PROBLEM DESCRIPTION: Print all of the data exactly as written.

Data excerpts
▶
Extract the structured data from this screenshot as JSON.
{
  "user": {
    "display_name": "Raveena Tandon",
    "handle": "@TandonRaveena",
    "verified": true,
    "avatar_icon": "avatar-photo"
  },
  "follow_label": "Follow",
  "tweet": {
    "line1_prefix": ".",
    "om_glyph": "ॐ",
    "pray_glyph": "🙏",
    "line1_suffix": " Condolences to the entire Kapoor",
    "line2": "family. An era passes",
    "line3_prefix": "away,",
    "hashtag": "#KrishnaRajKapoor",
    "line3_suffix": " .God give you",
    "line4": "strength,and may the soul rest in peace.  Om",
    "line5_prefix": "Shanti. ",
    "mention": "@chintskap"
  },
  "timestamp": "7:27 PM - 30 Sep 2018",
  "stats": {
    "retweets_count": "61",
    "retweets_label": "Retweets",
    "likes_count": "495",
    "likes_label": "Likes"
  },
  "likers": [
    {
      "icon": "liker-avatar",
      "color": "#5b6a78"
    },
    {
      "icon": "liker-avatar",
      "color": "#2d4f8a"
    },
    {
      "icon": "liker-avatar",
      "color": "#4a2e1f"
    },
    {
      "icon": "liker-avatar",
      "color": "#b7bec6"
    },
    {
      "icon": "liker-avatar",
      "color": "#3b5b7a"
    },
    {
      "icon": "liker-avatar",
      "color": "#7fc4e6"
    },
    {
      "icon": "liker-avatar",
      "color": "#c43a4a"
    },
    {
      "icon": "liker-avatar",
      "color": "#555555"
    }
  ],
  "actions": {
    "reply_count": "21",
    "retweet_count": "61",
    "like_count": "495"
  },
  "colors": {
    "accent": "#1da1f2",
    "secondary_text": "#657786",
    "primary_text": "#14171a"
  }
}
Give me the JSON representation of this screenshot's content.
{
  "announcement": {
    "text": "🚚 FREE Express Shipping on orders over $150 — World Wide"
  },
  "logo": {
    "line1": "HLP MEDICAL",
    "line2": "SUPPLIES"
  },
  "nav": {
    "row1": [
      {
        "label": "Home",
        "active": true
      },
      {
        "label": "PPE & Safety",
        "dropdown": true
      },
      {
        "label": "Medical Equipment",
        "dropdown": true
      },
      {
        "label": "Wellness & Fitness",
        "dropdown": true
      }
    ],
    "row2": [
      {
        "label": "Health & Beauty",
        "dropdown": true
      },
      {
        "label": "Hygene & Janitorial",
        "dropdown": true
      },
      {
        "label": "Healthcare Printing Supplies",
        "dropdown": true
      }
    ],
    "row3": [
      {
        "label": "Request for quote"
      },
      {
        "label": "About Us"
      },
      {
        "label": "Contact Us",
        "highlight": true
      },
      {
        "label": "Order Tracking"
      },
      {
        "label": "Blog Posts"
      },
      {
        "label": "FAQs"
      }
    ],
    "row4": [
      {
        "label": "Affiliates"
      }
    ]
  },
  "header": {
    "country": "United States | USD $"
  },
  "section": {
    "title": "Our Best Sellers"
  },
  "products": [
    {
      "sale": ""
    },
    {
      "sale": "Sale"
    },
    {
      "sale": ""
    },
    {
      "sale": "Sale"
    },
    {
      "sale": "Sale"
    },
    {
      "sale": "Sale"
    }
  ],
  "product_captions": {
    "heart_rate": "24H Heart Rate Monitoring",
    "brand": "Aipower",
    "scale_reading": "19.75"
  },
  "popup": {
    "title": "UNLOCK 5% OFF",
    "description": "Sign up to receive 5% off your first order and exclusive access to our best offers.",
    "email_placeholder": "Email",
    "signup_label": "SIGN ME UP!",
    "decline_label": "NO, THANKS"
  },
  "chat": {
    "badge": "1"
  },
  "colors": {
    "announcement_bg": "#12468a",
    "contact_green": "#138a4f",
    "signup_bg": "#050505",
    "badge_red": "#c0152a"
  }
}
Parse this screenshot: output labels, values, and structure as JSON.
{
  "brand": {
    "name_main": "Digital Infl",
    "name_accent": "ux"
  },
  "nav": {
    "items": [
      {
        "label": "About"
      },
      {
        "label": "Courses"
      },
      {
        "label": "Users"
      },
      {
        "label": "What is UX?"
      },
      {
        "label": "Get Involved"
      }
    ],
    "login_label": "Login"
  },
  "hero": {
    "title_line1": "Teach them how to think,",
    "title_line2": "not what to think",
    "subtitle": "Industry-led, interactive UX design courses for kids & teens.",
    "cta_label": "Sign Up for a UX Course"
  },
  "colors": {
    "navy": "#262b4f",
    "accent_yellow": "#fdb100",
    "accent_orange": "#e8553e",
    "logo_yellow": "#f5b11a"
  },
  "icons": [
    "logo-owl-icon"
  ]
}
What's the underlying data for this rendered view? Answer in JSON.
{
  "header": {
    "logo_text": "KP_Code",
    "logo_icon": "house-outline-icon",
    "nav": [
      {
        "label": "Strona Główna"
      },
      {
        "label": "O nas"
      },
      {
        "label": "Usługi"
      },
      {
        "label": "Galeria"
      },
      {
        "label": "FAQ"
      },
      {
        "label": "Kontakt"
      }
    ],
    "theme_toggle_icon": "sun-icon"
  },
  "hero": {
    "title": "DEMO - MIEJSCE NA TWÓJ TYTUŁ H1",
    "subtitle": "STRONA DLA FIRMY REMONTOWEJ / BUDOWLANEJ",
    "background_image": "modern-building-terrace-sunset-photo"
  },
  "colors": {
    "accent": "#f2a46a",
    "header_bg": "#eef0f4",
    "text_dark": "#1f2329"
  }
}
◀
TASK ANSWER:
Extract the structured data from this screenshot as JSON.
{
  "user": {
    "display_name": "Raveena Tandon",
    "handle": "@TandonRaveena",
    "verified": true,
    "avatar_icon": "avatar-photo"
  },
  "follow_label": "Follow",
  "tweet": {
    "line1_prefix": ".",
    "om_glyph": "ॐ",
    "pray_glyph": "🙏",
    "line1_suffix": " Condolences to the entire Kapoor",
    "line2": "family. An era passes",
    "line3_prefix": "away,",
    "hashtag": "#KrishnaRajKapoor",
    "line3_suffix": " .God give you",
    "line4": "strength,and may the soul rest in peace.  Om",
    "line5_prefix": "Shanti. ",
    "mention": "@chintskap"
  },
  "timestamp": "7:27 PM - 30 Sep 2018",
  "stats": {
    "retweets_count": "61",
    "retweets_label": "Retweets",
    "likes_count": "495",
    "likes_label": "Likes"
  },
  "likers": [
    {
      "icon": "liker-avatar",
      "color": "#5b6a78"
    },
    {
      "icon": "liker-avatar",
      "color": "#2d4f8a"
    },
    {
      "icon": "liker-avatar",
      "color": "#4a2e1f"
    },
    {
      "icon": "liker-avatar",
      "color": "#b7bec6"
    },
    {
      "icon": "liker-avatar",
      "color": "#3b5b7a"
    },
    {
      "icon": "liker-avatar",
      "color": "#7fc4e6"
    },
    {
      "icon": "liker-avatar",
      "color": "#c43a4a"
    },
    {
      "icon": "liker-avatar",
      "color": "#555555"
    }
  ],
  "actions": {
    "reply_count": "21",
    "retweet_count": "61",
    "like_count": "495"
  },
  "colors": {
    "accent": "#1da1f2",
    "secondary_text": "#657786",
    "primary_text": "#14171a"
  }
}
Give me the JSON representation of this screenshot's content.
{
  "announcement": {
    "text": "🚚 FREE Express Shipping on orders over $150 — World Wide"
  },
  "logo": {
    "line1": "HLP MEDICAL",
    "line2": "SUPPLIES"
  },
  "nav": {
    "row1": [
      {
        "label": "Home",
        "active": true
      },
      {
        "label": "PPE & Safety",
        "dropdown": true
      },
      {
        "label": "Medical Equipment",
        "dropdown": true
      },
      {
        "label": "Wellness & Fitness",
        "dropdown": true
      }
    ],
    "row2": [
      {
        "label": "Health & Beauty",
        "dropdown": true
      },
      {
        "label": "Hygene & Janitorial",
        "dropdown": true
      },
      {
        "label": "Healthcare Printing Supplies",
        "dropdown": true
      }
    ],
    "row3": [
      {
        "label": "Request for quote"
      },
      {
        "label": "About Us"
      },
      {
        "label": "Contact Us",
        "highlight": true
      },
      {
        "label": "Order Tracking"
      },
      {
        "label": "Blog Posts"
      },
      {
        "label": "FAQs"
      }
    ],
    "row4": [
      {
        "label": "Affiliates"
      }
    ]
  },
  "header": {
    "country": "United States | USD $"
  },
  "section": {
    "title": "Our Best Sellers"
  },
  "products": [
    {
      "sale": ""
    },
    {
      "sale": "Sale"
    },
    {
      "sale": ""
    },
    {
      "sale": "Sale"
    },
    {
      "sale": "Sale"
    },
    {
      "sale": "Sale"
    }
  ],
  "product_captions": {
    "heart_rate": "24H Heart Rate Monitoring",
    "brand": "Aipower",
    "scale_reading": "19.75"
  },
  "popup": {
    "title": "UNLOCK 5% OFF",
    "description": "Sign up to receive 5% off your first order and exclusive access to our best offers.",
    "email_placeholder": "Email",
    "signup_label": "SIGN ME UP!",
    "decline_label": "NO, THANKS"
  },
  "chat": {
    "badge": "1"
  },
  "colors": {
    "announcement_bg": "#12468a",
    "contact_green": "#138a4f",
    "signup_bg": "#050505",
    "badge_red": "#c0152a"
  }
}
Parse this screenshot: output labels, values, and structure as JSON.
{
  "brand": {
    "name_main": "Digital Infl",
    "name_accent": "ux"
  },
  "nav": {
    "items": [
      {
        "label": "About"
      },
      {
        "label": "Courses"
      },
      {
        "label": "Users"
      },
      {
        "label": "What is UX?"
      },
      {
        "label": "Get Involved"
      }
    ],
    "login_label": "Login"
  },
  "hero": {
    "title_line1": "Teach them how to think,",
    "title_line2": "not what to think",
    "subtitle": "Industry-led, interactive UX design courses for kids & teens.",
    "cta_label": "Sign Up for a UX Course"
  },
  "colors": {
    "navy": "#262b4f",
    "accent_yellow": "#fdb100",
    "accent_orange": "#e8553e",
    "logo_yellow": "#f5b11a"
  },
  "icons": [
    "logo-owl-icon"
  ]
}
What's the underlying data for this rendered view? Answer in JSON.
{
  "header": {
    "logo_text": "KP_Code",
    "logo_icon": "house-outline-icon",
    "nav": [
      {
        "label": "Strona Główna"
      },
      {
        "label": "O nas"
      },
      {
        "label": "Usługi"
      },
      {
        "label": "Galeria"
      },
      {
        "label": "FAQ"
      },
      {
        "label": "Kontakt"
      }
    ],
    "theme_toggle_icon": "sun-icon"
  },
  "hero": {
    "title": "DEMO - MIEJSCE NA TWÓJ TYTUŁ H1",
    "subtitle": "STRONA DLA FIRMY REMONTOWEJ / BUDOWLANEJ",
    "background_image": "modern-building-terrace-sunset-photo"
  },
  "colors": {
    "accent": "#f2a46a",
    "header_bg": "#eef0f4",
    "text_dark": "#1f2329"
  }
}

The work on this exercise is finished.